— BEGIN —
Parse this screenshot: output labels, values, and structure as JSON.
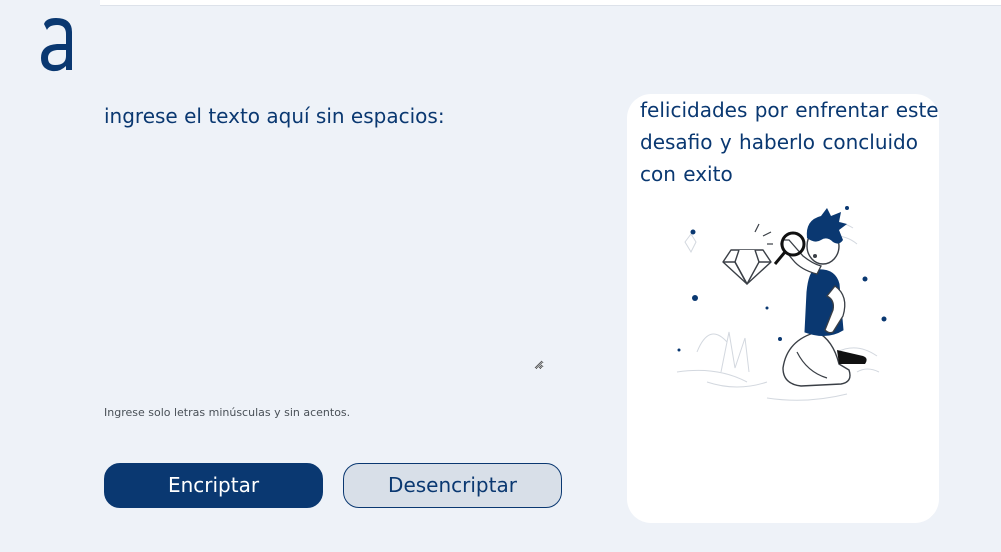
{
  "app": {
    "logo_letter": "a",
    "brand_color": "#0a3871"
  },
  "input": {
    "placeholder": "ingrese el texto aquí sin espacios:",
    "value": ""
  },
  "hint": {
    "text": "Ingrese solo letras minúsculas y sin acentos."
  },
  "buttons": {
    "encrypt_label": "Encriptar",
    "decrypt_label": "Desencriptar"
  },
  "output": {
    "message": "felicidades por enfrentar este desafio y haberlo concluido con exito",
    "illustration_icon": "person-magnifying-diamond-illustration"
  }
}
— END —
— BEGIN —
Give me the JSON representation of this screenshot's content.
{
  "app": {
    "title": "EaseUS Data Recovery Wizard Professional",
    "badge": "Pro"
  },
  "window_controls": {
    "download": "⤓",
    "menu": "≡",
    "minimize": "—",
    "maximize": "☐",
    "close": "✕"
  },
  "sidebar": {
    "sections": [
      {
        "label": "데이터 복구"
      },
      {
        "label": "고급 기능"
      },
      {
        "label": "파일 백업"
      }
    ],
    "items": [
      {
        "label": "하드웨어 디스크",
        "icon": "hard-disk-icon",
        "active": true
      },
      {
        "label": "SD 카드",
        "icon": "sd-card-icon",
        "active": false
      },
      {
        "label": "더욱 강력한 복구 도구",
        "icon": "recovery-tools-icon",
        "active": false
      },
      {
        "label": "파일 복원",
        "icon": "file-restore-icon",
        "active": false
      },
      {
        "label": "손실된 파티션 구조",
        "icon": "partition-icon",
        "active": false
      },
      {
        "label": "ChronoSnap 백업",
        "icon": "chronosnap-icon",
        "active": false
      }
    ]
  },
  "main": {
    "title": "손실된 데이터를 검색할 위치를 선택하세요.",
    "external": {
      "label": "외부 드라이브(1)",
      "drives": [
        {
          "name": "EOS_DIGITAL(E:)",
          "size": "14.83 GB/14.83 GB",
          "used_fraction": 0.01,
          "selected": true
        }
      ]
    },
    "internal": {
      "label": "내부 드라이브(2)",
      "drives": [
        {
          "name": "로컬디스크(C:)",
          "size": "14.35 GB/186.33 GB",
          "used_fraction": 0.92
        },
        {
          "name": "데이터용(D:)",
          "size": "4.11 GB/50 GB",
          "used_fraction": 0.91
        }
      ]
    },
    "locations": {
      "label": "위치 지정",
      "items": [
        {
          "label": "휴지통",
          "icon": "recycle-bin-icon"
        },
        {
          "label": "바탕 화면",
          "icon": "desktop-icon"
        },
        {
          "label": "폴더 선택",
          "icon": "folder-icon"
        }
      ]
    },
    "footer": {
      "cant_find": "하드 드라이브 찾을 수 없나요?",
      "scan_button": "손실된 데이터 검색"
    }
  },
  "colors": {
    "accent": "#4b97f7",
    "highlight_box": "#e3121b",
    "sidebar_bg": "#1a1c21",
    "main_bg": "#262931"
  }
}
— END —
**Instructions to follow**
Copy out each line of the material that holds the word "name".

**Reply to the exercise**
          "name": "EOS_DIGITAL(E:)",
          "name": "로컬디스크(C:)",
          "name": "데이터용(D:)",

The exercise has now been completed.